### Excerpted text
When Tranquillyzer detects that featureCounts is already available on $PATH (as it will be in both conda-based and container-based installations), it runs the binary directly without any container overhead. If featureCounts is not found on $PATH, Tranquillyzer falls back to pulling a container image (varishenlab/featurecounts:subread2.0.6_py3.10.12 from Docker Hub) via the first available container runtime (Apptainer, Singularity, or Docker). This fallback exists for edge cases where Subread was not installed alongside Tranquillyzer.

For advanced use cases requiring a different featureCounts version, the --container-runtime and --container-image options allow running an alternative image explicitly.

Batched Execution

Large single-cell experiments can produce thousands of per-cell BAM files. Running featureCounts on all of them in a single invocation can fail or become unwieldy, so Tranquillyzer splits the BAMs into batches (default 200 BAMs per batch, configurable with --batch-size). If a batch fails, it is automatically bisected and retried with progressively smaller groups until the failing BAMs are isolated. After all batches complete, the per-batch count tables are merged into a single gene-by-cell counts matrix.

### Data segment
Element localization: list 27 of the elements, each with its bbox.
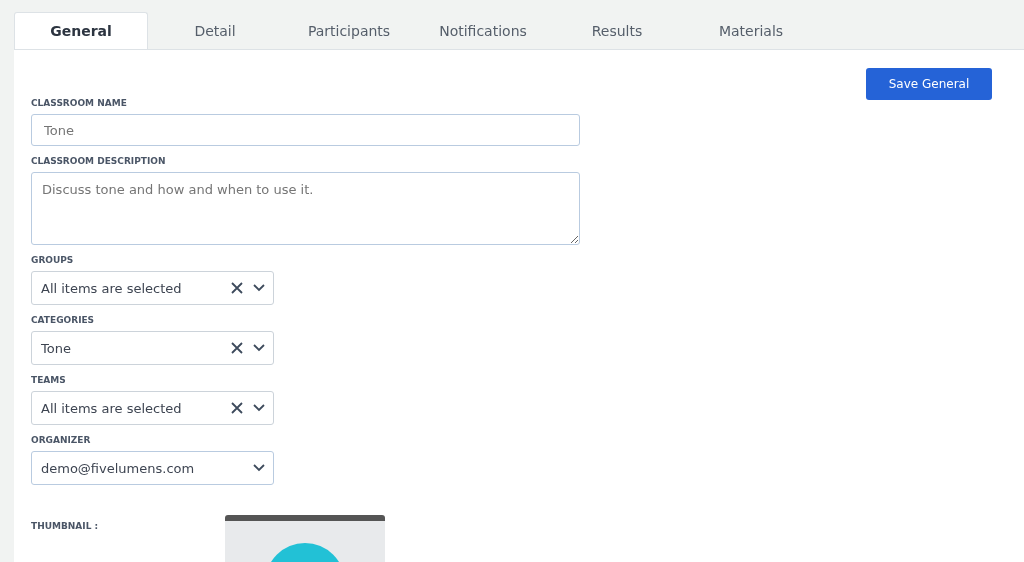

### Exercises
1) Print everything in the Tranquillyzer text from "Large single-cell experiments" down to "gene-by-cell counts matrix.".
2) In the Tranquillyzer text, how many BAM files go into each batch by default?

### Expected outputs
1)
Large single-cell experiments can produce thousands of per-cell BAM files. Running featureCounts on all of them in a single invocation can fail or become unwieldy, so Tranquillyzer splits the BAMs into batches (default 200 BAMs per batch, configurable with --batch-size). If a batch fails, it is automatically bisected and retried with progressively smaller groups until the failing BAMs are isolated. After all batches complete, the per-batch count tables are merged into a single gene-by-cell counts matrix.

2) 200 BAM files per batch.